(Collected data)

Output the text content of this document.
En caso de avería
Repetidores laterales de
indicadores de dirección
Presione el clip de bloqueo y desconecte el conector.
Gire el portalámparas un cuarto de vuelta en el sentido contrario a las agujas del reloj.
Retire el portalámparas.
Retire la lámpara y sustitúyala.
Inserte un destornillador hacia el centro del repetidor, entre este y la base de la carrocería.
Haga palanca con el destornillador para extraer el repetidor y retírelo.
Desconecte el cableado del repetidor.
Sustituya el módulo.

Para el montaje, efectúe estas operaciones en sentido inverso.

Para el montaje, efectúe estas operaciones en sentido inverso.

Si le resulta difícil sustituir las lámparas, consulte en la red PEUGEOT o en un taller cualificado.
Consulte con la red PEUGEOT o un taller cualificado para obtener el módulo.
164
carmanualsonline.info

* AIM *
Send back all of the entries exactly, with nothing missing.

* ANSWER TO THIS PROBLEM *
Output the text content of this document.
En caso de avería
Repetidores laterales de
indicadores de dirección
Presione el clip de bloqueo y desconecte el conector.
Gire el portalámparas un cuarto de vuelta en el sentido contrario a las agujas del reloj.
Retire el portalámparas.
Retire la lámpara y sustitúyala.
Inserte un destornillador hacia el centro del repetidor, entre este y la base de la carrocería.
Haga palanca con el destornillador para extraer el repetidor y retírelo.
Desconecte el cableado del repetidor.
Sustituya el módulo.

Para el montaje, efectúe estas operaciones en sentido inverso.

Para el montaje, efectúe estas operaciones en sentido inverso.

Si le resulta difícil sustituir las lámparas, consulte en la red PEUGEOT o en un taller cualificado.
Consulte con la red PEUGEOT o un taller cualificado para obtener el módulo.
164
carmanualsonline.info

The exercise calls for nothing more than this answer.